## Task instructions
Show, in full, each line of the data that contains "this".

[Items from a dataset]
.....

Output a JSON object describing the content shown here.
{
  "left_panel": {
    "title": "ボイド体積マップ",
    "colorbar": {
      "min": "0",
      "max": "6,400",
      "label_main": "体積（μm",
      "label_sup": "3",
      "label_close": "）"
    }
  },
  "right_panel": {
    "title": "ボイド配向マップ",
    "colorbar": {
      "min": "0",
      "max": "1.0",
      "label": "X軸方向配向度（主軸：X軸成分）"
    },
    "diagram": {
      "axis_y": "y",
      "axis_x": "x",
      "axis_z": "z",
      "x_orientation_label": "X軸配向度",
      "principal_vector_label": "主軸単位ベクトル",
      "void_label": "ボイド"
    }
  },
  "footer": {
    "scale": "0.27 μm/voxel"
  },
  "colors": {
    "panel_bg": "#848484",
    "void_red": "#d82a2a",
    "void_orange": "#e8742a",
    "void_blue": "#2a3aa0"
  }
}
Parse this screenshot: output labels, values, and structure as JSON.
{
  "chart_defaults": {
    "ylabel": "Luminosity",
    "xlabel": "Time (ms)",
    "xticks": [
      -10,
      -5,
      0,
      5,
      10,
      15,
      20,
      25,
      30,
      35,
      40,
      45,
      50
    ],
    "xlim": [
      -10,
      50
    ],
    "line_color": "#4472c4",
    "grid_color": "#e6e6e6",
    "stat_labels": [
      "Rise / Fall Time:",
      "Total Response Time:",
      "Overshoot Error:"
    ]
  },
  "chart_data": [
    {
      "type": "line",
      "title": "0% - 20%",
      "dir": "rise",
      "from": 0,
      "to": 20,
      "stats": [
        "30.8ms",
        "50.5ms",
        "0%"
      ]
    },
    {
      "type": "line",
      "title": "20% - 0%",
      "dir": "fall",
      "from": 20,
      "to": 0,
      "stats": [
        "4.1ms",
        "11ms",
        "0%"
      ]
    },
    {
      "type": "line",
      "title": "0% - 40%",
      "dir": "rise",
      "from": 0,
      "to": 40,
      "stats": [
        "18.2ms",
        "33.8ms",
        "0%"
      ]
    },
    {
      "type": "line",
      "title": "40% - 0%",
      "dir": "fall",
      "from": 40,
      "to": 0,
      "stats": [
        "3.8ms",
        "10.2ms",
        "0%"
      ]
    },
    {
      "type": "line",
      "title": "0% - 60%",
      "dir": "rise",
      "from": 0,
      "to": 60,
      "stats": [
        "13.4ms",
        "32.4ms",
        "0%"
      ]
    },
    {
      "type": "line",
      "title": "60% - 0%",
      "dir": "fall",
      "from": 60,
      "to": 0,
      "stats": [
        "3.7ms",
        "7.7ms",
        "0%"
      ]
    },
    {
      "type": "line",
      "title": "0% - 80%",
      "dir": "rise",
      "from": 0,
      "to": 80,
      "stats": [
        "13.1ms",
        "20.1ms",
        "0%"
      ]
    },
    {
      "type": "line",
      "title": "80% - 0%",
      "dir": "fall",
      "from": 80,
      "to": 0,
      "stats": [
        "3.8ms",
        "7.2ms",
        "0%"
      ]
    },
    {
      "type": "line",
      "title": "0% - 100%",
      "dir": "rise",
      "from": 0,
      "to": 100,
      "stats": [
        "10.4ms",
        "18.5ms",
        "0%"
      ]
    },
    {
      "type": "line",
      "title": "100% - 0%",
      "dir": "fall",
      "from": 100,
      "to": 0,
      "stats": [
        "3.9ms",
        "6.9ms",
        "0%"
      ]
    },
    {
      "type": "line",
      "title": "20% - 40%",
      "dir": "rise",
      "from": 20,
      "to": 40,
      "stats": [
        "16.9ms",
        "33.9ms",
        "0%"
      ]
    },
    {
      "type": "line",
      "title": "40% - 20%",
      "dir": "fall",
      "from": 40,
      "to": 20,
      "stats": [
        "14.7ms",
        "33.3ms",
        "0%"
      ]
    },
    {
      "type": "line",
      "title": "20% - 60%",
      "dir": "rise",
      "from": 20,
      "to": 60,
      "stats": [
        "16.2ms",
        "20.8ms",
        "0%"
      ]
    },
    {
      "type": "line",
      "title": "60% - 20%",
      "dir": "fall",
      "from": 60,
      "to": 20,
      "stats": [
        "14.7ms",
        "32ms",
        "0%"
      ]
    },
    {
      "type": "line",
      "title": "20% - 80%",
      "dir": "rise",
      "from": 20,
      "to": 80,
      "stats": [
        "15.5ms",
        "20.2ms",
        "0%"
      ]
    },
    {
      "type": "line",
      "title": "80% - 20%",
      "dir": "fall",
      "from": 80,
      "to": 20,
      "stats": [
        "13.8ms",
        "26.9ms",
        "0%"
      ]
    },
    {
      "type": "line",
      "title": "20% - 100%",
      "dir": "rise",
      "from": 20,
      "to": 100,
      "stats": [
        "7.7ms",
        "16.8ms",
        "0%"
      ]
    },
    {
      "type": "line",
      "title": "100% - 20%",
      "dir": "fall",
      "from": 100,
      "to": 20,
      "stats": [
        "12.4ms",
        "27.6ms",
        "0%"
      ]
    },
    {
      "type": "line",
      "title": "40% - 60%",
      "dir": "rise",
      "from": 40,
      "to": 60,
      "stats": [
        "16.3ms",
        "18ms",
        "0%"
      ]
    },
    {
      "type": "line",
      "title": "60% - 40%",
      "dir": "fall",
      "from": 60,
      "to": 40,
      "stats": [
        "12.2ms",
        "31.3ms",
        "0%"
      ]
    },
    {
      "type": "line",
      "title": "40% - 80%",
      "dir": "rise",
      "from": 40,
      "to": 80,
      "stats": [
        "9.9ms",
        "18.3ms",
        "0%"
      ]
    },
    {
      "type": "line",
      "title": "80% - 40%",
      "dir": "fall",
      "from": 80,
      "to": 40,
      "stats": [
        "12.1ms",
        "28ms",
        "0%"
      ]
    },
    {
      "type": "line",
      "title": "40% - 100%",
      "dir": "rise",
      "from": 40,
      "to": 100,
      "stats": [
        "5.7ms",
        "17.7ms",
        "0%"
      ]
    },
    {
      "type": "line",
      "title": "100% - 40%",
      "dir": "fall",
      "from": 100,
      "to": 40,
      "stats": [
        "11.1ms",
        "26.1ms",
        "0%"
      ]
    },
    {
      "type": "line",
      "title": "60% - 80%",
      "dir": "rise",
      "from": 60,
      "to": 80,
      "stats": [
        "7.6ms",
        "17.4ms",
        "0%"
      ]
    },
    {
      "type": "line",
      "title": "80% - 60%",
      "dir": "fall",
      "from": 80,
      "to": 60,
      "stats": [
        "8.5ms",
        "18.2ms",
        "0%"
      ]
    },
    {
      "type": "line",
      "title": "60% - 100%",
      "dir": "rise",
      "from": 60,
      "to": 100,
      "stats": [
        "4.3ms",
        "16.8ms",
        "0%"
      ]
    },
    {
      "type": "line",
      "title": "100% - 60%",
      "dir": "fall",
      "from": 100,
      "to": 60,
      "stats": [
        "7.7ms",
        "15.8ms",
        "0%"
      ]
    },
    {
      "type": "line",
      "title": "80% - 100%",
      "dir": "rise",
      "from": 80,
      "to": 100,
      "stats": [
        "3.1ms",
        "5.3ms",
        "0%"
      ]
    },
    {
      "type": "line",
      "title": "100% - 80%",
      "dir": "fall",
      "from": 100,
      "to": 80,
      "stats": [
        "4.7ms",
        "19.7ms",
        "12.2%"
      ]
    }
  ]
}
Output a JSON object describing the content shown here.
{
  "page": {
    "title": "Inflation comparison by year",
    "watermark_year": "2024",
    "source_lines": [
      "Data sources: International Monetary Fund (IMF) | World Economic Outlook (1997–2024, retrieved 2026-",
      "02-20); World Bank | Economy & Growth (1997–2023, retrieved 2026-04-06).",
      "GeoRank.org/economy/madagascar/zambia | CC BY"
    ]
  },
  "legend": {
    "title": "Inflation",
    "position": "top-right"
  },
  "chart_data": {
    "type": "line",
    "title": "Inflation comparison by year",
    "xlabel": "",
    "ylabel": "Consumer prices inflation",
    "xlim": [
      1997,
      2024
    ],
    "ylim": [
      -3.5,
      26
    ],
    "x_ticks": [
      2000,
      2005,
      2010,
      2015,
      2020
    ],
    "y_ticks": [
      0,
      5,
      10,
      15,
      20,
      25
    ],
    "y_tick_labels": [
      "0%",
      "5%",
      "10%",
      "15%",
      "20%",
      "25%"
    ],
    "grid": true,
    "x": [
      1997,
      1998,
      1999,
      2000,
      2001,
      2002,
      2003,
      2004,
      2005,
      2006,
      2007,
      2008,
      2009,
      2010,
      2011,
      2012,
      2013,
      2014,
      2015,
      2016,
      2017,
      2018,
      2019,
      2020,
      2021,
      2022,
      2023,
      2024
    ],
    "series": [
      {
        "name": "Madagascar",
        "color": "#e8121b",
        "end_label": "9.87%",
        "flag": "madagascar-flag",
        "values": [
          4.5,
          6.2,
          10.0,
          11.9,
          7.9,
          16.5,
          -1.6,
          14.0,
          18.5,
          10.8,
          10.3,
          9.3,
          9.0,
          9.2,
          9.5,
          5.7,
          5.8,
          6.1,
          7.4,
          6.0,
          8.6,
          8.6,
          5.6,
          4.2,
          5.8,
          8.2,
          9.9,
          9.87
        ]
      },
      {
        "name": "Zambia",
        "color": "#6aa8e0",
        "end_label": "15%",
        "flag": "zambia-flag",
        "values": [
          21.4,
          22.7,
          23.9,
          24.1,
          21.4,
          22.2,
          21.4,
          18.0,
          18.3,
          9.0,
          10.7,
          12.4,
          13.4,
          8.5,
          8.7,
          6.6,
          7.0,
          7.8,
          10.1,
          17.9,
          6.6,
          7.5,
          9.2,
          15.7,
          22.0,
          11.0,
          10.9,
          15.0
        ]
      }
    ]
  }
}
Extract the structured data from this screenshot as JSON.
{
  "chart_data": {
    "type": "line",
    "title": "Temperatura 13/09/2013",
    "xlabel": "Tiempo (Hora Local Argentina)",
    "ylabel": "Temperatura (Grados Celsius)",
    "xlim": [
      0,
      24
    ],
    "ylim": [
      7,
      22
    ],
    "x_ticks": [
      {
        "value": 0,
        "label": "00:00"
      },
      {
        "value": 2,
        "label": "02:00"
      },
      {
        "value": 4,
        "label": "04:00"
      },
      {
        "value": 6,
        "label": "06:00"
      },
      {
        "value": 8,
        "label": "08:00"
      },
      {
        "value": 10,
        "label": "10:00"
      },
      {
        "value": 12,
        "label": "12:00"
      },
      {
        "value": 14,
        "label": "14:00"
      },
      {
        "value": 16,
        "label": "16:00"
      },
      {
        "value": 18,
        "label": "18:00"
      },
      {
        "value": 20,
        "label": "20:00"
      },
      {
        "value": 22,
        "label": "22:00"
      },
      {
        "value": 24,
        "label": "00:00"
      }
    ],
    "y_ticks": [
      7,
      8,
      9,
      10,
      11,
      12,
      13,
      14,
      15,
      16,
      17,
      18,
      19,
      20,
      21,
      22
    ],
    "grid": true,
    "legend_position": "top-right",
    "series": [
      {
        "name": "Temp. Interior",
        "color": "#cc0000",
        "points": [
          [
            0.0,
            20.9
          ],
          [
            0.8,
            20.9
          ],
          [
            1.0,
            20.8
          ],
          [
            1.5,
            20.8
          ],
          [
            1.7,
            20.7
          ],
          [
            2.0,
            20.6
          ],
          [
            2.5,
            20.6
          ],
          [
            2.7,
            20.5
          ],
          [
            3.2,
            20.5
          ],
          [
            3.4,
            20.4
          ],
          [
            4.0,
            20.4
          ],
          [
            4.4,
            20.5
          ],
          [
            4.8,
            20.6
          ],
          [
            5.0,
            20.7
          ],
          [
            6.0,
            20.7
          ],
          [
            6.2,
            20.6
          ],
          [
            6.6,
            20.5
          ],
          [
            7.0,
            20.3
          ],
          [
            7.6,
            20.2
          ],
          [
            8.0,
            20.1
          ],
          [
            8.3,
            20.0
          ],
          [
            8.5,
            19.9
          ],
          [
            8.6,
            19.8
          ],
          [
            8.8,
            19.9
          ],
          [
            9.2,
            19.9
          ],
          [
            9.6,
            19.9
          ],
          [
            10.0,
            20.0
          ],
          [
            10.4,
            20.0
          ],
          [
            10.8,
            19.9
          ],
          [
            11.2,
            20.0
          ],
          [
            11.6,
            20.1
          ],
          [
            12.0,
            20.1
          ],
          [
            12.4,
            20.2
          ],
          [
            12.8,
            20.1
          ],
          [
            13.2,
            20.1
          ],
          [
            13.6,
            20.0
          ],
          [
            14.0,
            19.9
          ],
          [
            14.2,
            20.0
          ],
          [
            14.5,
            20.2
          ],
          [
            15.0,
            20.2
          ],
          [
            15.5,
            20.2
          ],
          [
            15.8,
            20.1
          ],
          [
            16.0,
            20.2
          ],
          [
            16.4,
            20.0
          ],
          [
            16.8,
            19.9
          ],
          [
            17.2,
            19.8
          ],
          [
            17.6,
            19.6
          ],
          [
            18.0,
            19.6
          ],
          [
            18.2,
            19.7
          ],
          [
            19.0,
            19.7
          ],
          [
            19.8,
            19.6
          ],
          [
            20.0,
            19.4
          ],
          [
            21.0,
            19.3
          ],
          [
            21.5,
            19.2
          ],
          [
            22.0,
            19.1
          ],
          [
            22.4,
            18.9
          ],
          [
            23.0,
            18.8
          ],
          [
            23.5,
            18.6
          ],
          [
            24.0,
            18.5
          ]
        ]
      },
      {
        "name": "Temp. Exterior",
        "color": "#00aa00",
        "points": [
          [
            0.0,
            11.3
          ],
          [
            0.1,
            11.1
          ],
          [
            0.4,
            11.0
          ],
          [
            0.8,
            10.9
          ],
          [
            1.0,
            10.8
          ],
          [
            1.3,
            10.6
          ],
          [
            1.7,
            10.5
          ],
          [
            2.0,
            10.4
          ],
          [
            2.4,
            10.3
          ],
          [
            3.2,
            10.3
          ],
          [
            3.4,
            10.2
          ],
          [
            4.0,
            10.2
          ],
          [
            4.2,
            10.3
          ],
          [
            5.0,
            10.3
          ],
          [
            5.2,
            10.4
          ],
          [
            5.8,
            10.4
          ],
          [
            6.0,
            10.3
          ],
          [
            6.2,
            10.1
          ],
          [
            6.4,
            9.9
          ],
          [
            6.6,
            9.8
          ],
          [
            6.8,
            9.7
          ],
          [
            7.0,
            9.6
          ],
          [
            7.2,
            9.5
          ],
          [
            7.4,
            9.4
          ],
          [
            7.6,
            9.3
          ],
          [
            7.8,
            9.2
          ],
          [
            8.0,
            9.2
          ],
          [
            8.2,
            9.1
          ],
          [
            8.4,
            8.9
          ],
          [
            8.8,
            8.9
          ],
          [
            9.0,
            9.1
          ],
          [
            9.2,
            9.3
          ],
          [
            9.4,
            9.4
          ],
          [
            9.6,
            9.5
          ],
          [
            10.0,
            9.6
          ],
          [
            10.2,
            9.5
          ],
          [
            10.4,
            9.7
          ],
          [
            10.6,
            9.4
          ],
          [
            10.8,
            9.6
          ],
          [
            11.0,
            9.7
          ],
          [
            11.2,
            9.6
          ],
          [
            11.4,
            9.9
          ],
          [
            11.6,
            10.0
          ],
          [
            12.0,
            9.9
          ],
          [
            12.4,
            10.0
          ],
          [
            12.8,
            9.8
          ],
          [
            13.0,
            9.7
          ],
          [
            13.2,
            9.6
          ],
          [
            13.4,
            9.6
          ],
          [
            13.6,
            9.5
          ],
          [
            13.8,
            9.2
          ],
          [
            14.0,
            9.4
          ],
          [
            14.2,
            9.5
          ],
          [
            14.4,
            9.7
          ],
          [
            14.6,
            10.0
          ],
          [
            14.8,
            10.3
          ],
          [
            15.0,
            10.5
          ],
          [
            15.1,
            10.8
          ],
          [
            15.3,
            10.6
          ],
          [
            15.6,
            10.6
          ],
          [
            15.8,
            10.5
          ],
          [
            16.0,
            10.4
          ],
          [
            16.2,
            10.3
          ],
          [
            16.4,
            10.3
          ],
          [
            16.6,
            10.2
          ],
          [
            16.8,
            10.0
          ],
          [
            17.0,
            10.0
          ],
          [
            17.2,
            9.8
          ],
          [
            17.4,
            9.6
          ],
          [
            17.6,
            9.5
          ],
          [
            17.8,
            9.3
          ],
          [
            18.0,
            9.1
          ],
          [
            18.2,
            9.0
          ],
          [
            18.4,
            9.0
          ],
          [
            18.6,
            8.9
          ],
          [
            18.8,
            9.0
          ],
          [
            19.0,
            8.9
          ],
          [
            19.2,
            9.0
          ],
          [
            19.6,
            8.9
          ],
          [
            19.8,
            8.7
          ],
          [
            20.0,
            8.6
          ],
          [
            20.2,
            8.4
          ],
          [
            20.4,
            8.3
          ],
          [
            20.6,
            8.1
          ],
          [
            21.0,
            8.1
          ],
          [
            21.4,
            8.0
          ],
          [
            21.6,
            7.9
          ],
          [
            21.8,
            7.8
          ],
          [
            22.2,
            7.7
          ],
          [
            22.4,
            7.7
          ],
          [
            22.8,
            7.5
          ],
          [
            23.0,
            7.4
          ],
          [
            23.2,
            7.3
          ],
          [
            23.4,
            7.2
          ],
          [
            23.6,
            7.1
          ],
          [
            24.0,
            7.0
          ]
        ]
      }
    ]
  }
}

.....

## Correct answer
Parse this screenshot: output labels, values, and structure as JSON.
Extract the structured data from this screenshot as JSON.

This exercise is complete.